--- What to do ---
Below are some records. Copy every line in them that holds "cartilage".

Raw records:

########

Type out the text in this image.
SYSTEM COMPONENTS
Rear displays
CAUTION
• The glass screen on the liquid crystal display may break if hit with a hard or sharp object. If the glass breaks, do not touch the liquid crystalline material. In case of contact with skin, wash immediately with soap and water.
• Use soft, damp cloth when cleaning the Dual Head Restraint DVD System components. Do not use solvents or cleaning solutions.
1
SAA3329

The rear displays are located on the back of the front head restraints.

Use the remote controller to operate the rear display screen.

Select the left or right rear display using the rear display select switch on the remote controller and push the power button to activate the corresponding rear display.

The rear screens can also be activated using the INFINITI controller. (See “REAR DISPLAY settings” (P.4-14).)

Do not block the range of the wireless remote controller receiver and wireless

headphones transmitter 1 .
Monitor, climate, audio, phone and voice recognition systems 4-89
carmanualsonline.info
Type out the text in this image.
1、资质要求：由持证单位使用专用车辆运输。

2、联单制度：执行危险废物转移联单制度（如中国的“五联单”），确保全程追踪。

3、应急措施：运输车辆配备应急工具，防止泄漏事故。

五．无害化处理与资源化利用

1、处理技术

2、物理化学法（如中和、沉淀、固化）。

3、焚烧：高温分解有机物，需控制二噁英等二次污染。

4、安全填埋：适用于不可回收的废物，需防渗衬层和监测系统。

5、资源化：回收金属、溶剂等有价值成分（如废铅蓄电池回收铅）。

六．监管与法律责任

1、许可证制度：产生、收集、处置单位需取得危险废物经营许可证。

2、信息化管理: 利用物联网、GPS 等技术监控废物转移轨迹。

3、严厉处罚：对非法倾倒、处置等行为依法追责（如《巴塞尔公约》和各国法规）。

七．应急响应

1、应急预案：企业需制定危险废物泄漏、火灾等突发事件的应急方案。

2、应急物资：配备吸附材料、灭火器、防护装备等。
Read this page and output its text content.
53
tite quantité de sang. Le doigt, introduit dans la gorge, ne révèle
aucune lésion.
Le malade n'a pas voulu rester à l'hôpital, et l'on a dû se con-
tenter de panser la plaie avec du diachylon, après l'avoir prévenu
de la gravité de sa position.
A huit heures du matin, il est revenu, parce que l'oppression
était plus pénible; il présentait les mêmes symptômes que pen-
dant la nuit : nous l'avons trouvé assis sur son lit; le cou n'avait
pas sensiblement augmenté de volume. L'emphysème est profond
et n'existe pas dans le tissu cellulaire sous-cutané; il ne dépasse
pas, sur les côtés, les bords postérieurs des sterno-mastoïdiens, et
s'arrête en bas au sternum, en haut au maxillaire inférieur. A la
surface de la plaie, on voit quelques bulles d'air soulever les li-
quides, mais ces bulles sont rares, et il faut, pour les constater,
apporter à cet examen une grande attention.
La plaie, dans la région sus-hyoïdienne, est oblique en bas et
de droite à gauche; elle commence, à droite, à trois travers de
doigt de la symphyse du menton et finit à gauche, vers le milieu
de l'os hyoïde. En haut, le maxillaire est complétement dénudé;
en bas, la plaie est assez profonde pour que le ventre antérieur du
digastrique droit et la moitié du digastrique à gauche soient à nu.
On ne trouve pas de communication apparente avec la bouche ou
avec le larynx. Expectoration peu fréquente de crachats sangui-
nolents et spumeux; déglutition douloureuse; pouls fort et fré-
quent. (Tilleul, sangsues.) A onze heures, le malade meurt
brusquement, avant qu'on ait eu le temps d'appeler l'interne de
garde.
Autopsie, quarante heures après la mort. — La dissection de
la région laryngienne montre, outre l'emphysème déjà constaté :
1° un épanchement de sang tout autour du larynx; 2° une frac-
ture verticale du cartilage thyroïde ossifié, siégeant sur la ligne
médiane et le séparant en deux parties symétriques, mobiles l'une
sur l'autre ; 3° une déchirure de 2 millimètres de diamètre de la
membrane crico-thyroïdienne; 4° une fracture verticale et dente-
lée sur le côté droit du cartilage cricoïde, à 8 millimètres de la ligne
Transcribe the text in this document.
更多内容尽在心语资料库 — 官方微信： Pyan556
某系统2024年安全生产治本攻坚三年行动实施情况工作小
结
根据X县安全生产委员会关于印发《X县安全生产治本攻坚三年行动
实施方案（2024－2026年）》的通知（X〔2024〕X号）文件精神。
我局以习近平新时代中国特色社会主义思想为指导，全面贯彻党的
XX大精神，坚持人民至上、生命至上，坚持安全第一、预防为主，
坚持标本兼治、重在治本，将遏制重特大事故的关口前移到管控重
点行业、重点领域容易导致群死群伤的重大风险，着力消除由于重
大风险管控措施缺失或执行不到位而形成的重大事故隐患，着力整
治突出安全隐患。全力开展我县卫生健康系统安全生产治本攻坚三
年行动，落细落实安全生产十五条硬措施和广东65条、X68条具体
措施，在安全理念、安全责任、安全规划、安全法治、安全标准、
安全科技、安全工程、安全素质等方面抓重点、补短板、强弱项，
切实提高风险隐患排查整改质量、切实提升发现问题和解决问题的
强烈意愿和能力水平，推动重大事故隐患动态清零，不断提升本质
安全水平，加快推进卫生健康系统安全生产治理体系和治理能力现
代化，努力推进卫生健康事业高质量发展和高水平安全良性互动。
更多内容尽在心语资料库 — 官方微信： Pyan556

########

--- Task response ---
ture verticale du cartilage thyroïde ossifié, siégeant sur la ligne
lée sur le côté droit du cartilage cricoïde, à 8 millimètres de la ligne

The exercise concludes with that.